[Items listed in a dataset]
____
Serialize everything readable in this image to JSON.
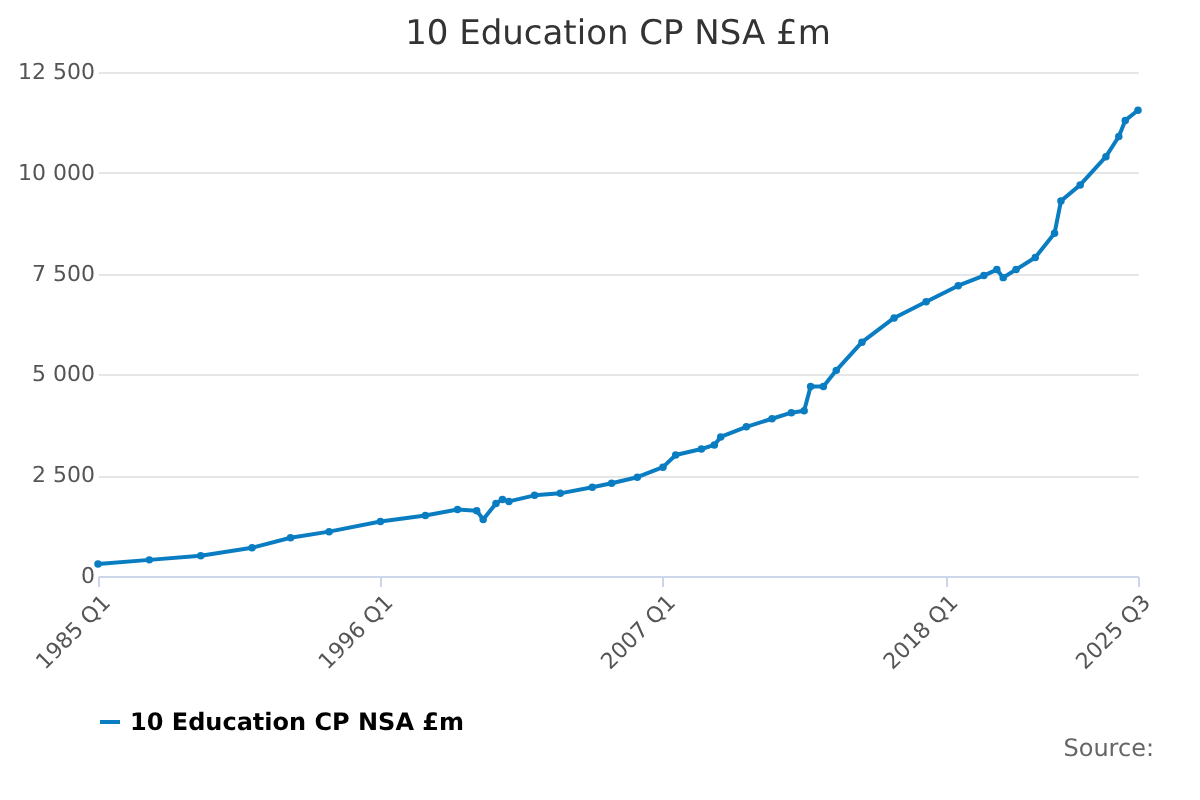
{
  "chart_data": {
    "type": "line",
    "title": "10 Education CP NSA £m",
    "x": [
      "1985-01",
      "1987-01",
      "1989-01",
      "1991-01",
      "1992-07",
      "1994-01",
      "1996-01",
      "1997-10",
      "1999-01",
      "1999-10",
      "2000-01",
      "2000-07",
      "2000-10",
      "2001-01",
      "2002-01",
      "2003-01",
      "2004-04",
      "2005-01",
      "2006-01",
      "2007-01",
      "2007-07",
      "2008-07",
      "2009-01",
      "2009-04",
      "2010-04",
      "2011-04",
      "2012-01",
      "2012-07",
      "2012-10",
      "2013-04",
      "2013-10",
      "2014-10",
      "2016-01",
      "2017-04",
      "2018-07",
      "2019-07",
      "2020-01",
      "2020-04",
      "2020-10",
      "2021-07",
      "2022-04",
      "2022-07",
      "2023-04",
      "2024-04",
      "2024-10",
      "2025-01",
      "2025-07"
    ],
    "series": [
      {
        "name": "10 Education CP NSA £m",
        "color": "#0a7dc2",
        "values": [
          300,
          400,
          500,
          700,
          950,
          1100,
          1350,
          1500,
          1650,
          1620,
          1400,
          1800,
          1900,
          1850,
          2000,
          2050,
          2200,
          2300,
          2450,
          2700,
          3000,
          3150,
          3250,
          3450,
          3700,
          3900,
          4050,
          4100,
          4700,
          4700,
          5100,
          5800,
          6400,
          6800,
          7200,
          7450,
          7600,
          7400,
          7600,
          7900,
          8500,
          9300,
          9700,
          10400,
          10900,
          11300,
          11550
        ]
      }
    ],
    "xlim": [
      "1985-01",
      "2025-07"
    ],
    "xticks": [
      {
        "value": "1985-01",
        "label": "1985 Q1"
      },
      {
        "value": "1996-01",
        "label": "1996 Q1"
      },
      {
        "value": "2007-01",
        "label": "2007 Q1"
      },
      {
        "value": "2018-01",
        "label": "2018 Q1"
      },
      {
        "value": "2025-07",
        "label": "2025 Q3"
      }
    ],
    "ylim": [
      0,
      12500
    ],
    "yticks": [
      0,
      {
        "value": 2500,
        "label": "2 500"
      },
      {
        "value": 5000,
        "label": "5 000"
      },
      {
        "value": 7500,
        "label": "7 500"
      },
      {
        "value": 10000,
        "label": "10 000"
      },
      {
        "value": 12500,
        "label": "12 500"
      }
    ],
    "grid": "y",
    "legend": "bottom",
    "marker": "circle",
    "line_style": "solid",
    "annotations": [
      "Source:"
    ]
  }
}
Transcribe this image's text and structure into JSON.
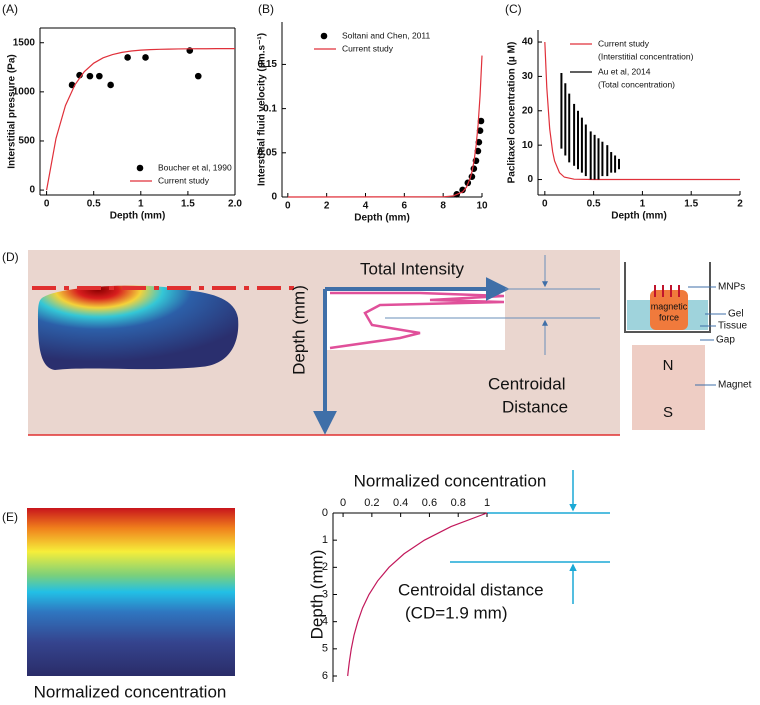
{
  "chart_data": [
    {
      "panel": "(A)",
      "type": "line",
      "xlabel": "Depth (mm)",
      "ylabel": "Interstitial pressure (Pa)",
      "xlim": [
        -0.07,
        2
      ],
      "ylim": [
        -50,
        1650
      ],
      "xticks": [
        0,
        0.5,
        1,
        1.5,
        {
          "value": 2,
          "label": "2.0"
        }
      ],
      "yticks": [
        0,
        500,
        1000,
        1500
      ],
      "legend": "lower right",
      "series": [
        {
          "name": "Boucher et al, 1990",
          "color": "#000000",
          "kind": "scatter",
          "x": [
            0.27,
            0.35,
            0.46,
            0.56,
            0.68,
            0.86,
            1.05,
            1.52,
            1.61
          ],
          "values": [
            1070,
            1170,
            1160,
            1160,
            1070,
            1350,
            1350,
            1420,
            1160
          ]
        },
        {
          "name": "Current study",
          "color": "#e0303a",
          "kind": "line",
          "x": [
            0,
            0.1,
            0.2,
            0.3,
            0.4,
            0.5,
            0.6,
            0.7,
            0.8,
            0.9,
            1.0,
            1.1,
            1.2,
            1.3,
            1.4,
            1.5,
            1.6,
            1.7,
            1.8,
            1.9,
            2.0
          ],
          "values": [
            0,
            526,
            860,
            1071,
            1206,
            1292,
            1346,
            1380,
            1402,
            1416,
            1425,
            1430,
            1433,
            1435,
            1437,
            1438,
            1439,
            1439,
            1440,
            1440,
            1440
          ]
        }
      ]
    },
    {
      "panel": "(B)",
      "type": "line",
      "xlabel": "Depth (mm)",
      "ylabel": "Interstitial fluid velocity (μm.s⁻¹)",
      "xlim": [
        -0.3,
        10
      ],
      "ylim": [
        0,
        0.198
      ],
      "xticks": [
        0,
        2,
        4,
        6,
        8,
        10
      ],
      "yticks": [
        0,
        0.05,
        0.1,
        0.15
      ],
      "legend": "upper left",
      "series": [
        {
          "name": "Soltani and Chen, 2011",
          "color": "#000000",
          "kind": "scatter",
          "x": [
            8.7,
            9.0,
            9.27,
            9.48,
            9.58,
            9.69,
            9.79,
            9.84,
            9.9,
            9.95
          ],
          "values": [
            0.003,
            0.008,
            0.016,
            0.023,
            0.032,
            0.041,
            0.052,
            0.062,
            0.075,
            0.086
          ]
        },
        {
          "name": "Current study",
          "color": "#e0303a",
          "kind": "line",
          "x": [
            0,
            8,
            8.5,
            9,
            9.2,
            9.4,
            9.5,
            9.6,
            9.7,
            9.8,
            9.9,
            10
          ],
          "values": [
            0,
            0.0002,
            0.0011,
            0.0057,
            0.0111,
            0.0217,
            0.0302,
            0.0422,
            0.0589,
            0.0821,
            0.1147,
            0.16
          ]
        }
      ]
    },
    {
      "panel": "(C)",
      "type": "line",
      "xlabel": "Depth (mm)",
      "ylabel": "Paclitaxel concentration (μ M)",
      "xlim": [
        -0.07,
        2
      ],
      "ylim": [
        -4.5,
        43.5
      ],
      "xticks": [
        0,
        0.5,
        1,
        1.5,
        2
      ],
      "yticks": [
        0,
        10,
        20,
        30,
        40
      ],
      "legend": "upper left",
      "series": [
        {
          "name": "Current study",
          "detail": "(Interstitial concentration)",
          "color": "#e0303a",
          "kind": "line",
          "x": [
            0,
            0.02,
            0.05,
            0.08,
            0.1,
            0.15,
            0.2,
            0.3,
            0.5,
            1,
            2
          ],
          "values": [
            40,
            26.8,
            14.7,
            8.1,
            5.4,
            2.0,
            0.7,
            0.1,
            0,
            0,
            0
          ]
        },
        {
          "name": "Au et al, 2014",
          "detail": "(Total concentration)",
          "color": "#000000",
          "kind": "range",
          "x": [
            0.17,
            0.21,
            0.25,
            0.3,
            0.34,
            0.38,
            0.42,
            0.47,
            0.51,
            0.55,
            0.59,
            0.64,
            0.68,
            0.72,
            0.76
          ],
          "low": [
            9,
            7,
            5,
            4,
            3,
            2,
            1,
            0,
            0,
            0,
            1,
            1,
            2,
            2,
            3
          ],
          "high": [
            31,
            28,
            25,
            22,
            20,
            18,
            16,
            14,
            13,
            12,
            11,
            10,
            8,
            7,
            6
          ]
        }
      ]
    },
    {
      "type": "line",
      "xlabel": "Normalized concentration",
      "ylabel": "Depth (mm)",
      "x_axis_position": "top",
      "y_inverted": true,
      "xlim": [
        -0.07,
        1
      ],
      "ylim": [
        0,
        6
      ],
      "xticks": [
        0,
        0.2,
        0.4,
        0.6,
        0.8,
        1
      ],
      "yticks": [
        0,
        1,
        2,
        3,
        4,
        5,
        6
      ],
      "annotations": [
        "Centroidal distance",
        "(CD=1.9 mm)"
      ],
      "series": [
        {
          "color": "#c2185b",
          "kind": "line",
          "x": [
            1,
            0.75,
            0.565,
            0.424,
            0.319,
            0.24,
            0.18,
            0.135,
            0.102,
            0.076,
            0.057,
            0.043,
            0.036,
            0.032
          ],
          "values": [
            0,
            0.5,
            1,
            1.5,
            2,
            2.5,
            3,
            3.5,
            4,
            4.5,
            5,
            5.5,
            5.8,
            6
          ]
        }
      ]
    }
  ],
  "panel_d": {
    "label": "(D)",
    "total_intensity": "Total Intensity",
    "depth": "Depth (mm)",
    "centroidal": "Centroidal",
    "distance": "Distance",
    "mnps": "MNPs",
    "magnetic": "magnetic",
    "force": "force",
    "gel": "Gel",
    "tissue": "Tissue",
    "gap": "Gap",
    "north": "N",
    "south": "S",
    "magnet": "Magnet"
  },
  "panel_e": {
    "label": "(E)",
    "caption": "Normalized concentration"
  }
}
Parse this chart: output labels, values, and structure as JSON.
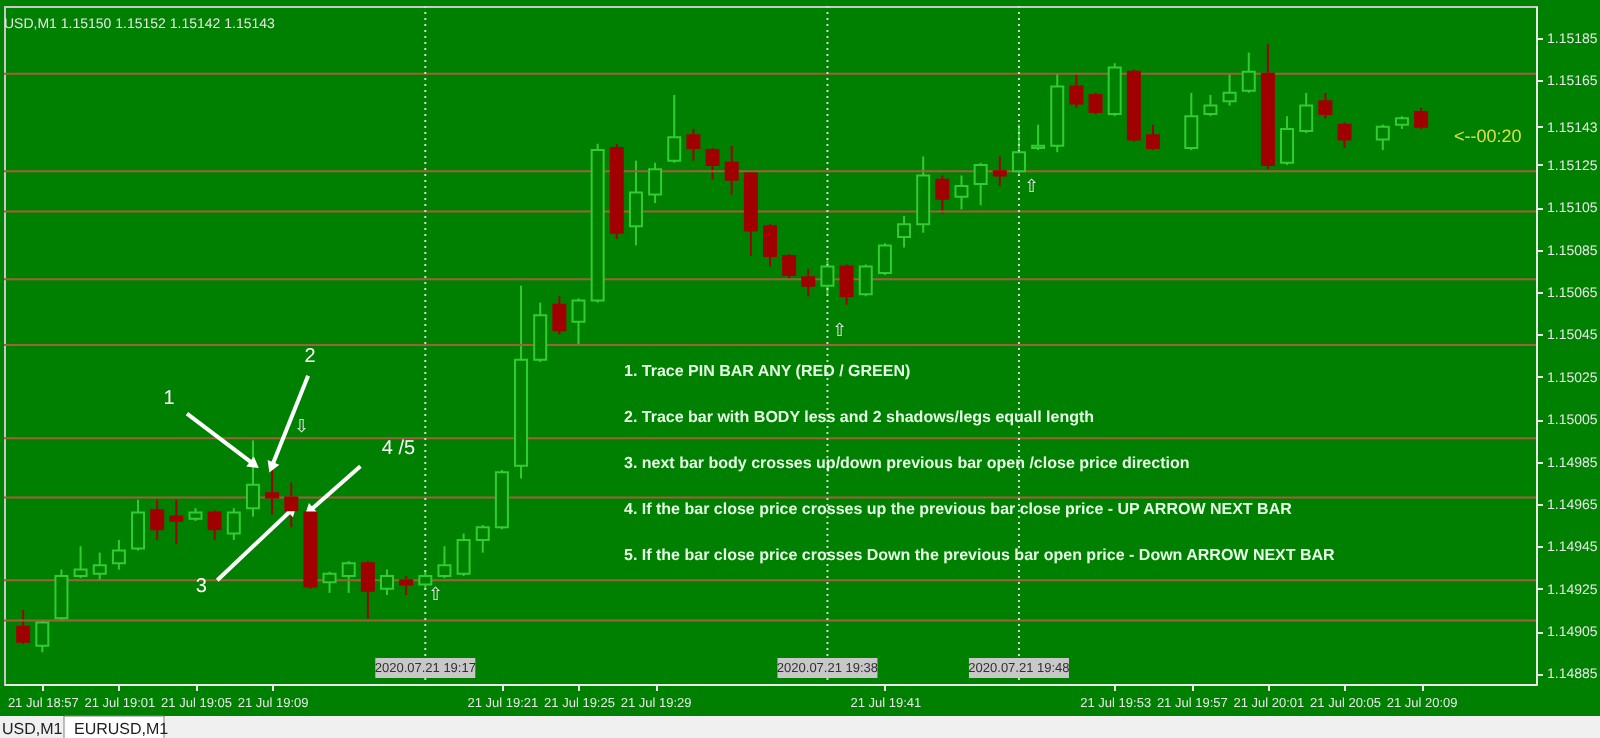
____
• **Brief**
Pull every line containing the word "ylabel" out of the material and copy it.

• **Output for this exercise**
      "ylabel": "Interstitial pressure (Pa)",
      "ylabel": "Interstitial fluid velocity (μm.s⁻¹)",
      "ylabel": "Paclitaxel concentration (μ M)",
      "ylabel": "Depth (mm)",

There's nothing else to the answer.